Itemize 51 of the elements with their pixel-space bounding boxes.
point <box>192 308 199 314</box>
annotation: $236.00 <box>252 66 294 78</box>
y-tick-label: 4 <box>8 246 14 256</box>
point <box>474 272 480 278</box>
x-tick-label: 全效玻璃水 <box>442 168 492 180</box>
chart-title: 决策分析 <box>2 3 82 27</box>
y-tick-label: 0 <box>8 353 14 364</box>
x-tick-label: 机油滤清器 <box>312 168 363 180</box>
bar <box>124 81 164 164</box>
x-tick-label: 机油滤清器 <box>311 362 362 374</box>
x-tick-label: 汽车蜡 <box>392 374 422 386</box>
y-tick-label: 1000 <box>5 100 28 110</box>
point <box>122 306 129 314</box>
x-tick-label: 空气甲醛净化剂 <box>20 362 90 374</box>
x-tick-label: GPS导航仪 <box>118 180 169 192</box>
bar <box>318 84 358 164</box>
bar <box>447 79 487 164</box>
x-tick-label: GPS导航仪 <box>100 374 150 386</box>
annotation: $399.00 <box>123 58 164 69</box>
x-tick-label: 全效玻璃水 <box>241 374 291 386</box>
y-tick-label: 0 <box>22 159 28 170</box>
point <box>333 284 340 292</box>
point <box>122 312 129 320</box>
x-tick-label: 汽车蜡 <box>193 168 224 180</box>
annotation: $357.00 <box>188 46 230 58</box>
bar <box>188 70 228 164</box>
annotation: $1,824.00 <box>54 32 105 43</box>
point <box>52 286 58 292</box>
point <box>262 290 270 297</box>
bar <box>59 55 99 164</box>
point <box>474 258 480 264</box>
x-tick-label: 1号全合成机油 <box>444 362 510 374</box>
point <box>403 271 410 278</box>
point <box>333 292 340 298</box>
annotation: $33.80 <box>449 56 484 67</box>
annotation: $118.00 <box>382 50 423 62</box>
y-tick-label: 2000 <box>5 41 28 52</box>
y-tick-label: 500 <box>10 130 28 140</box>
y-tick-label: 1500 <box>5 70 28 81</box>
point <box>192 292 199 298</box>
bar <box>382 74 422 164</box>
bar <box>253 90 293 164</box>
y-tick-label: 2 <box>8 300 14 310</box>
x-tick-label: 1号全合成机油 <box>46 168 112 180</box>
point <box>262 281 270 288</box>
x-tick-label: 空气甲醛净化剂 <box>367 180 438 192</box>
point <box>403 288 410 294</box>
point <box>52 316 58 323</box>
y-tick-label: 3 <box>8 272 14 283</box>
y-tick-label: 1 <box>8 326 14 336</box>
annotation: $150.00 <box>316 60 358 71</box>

- **Problem details**: Change every "point" to "marker" in the stretch of rows from the first one through the row containing "x-tick-label: 空气甲醛净化剂 <box>367", and write out those rows again with nothing else altered.

- **Written solution**:
Itemize 51 of the elements with their pixel-space bounding boxes.
marker <box>192 308 199 314</box>
annotation: $236.00 <box>252 66 294 78</box>
y-tick-label: 4 <box>8 246 14 256</box>
marker <box>474 272 480 278</box>
x-tick-label: 全效玻璃水 <box>442 168 492 180</box>
chart-title: 决策分析 <box>2 3 82 27</box>
y-tick-label: 0 <box>8 353 14 364</box>
x-tick-label: 机油滤清器 <box>312 168 363 180</box>
bar <box>124 81 164 164</box>
x-tick-label: 机油滤清器 <box>311 362 362 374</box>
x-tick-label: 汽车蜡 <box>392 374 422 386</box>
y-tick-label: 1000 <box>5 100 28 110</box>
marker <box>122 306 129 314</box>
x-tick-label: 空气甲醛净化剂 <box>20 362 90 374</box>
x-tick-label: GPS导航仪 <box>118 180 169 192</box>
bar <box>318 84 358 164</box>
bar <box>447 79 487 164</box>
x-tick-label: GPS导航仪 <box>100 374 150 386</box>
annotation: $399.00 <box>123 58 164 69</box>
x-tick-label: 全效玻璃水 <box>241 374 291 386</box>
y-tick-label: 0 <box>22 159 28 170</box>
marker <box>333 284 340 292</box>
marker <box>122 312 129 320</box>
x-tick-label: 汽车蜡 <box>193 168 224 180</box>
annotation: $357.00 <box>188 46 230 58</box>
bar <box>188 70 228 164</box>
annotation: $1,824.00 <box>54 32 105 43</box>
marker <box>52 286 58 292</box>
marker <box>262 290 270 297</box>
bar <box>59 55 99 164</box>
marker <box>474 258 480 264</box>
x-tick-label: 1号全合成机油 <box>444 362 510 374</box>
marker <box>403 271 410 278</box>
marker <box>333 292 340 298</box>
annotation: $33.80 <box>449 56 484 67</box>
annotation: $118.00 <box>382 50 423 62</box>
y-tick-label: 2000 <box>5 41 28 52</box>
y-tick-label: 500 <box>10 130 28 140</box>
y-tick-label: 1500 <box>5 70 28 81</box>
marker <box>192 292 199 298</box>
bar <box>382 74 422 164</box>
bar <box>253 90 293 164</box>
y-tick-label: 2 <box>8 300 14 310</box>
x-tick-label: 1号全合成机油 <box>46 168 112 180</box>
marker <box>262 281 270 288</box>
x-tick-label: 空气甲醛净化剂 <box>367 180 438 192</box>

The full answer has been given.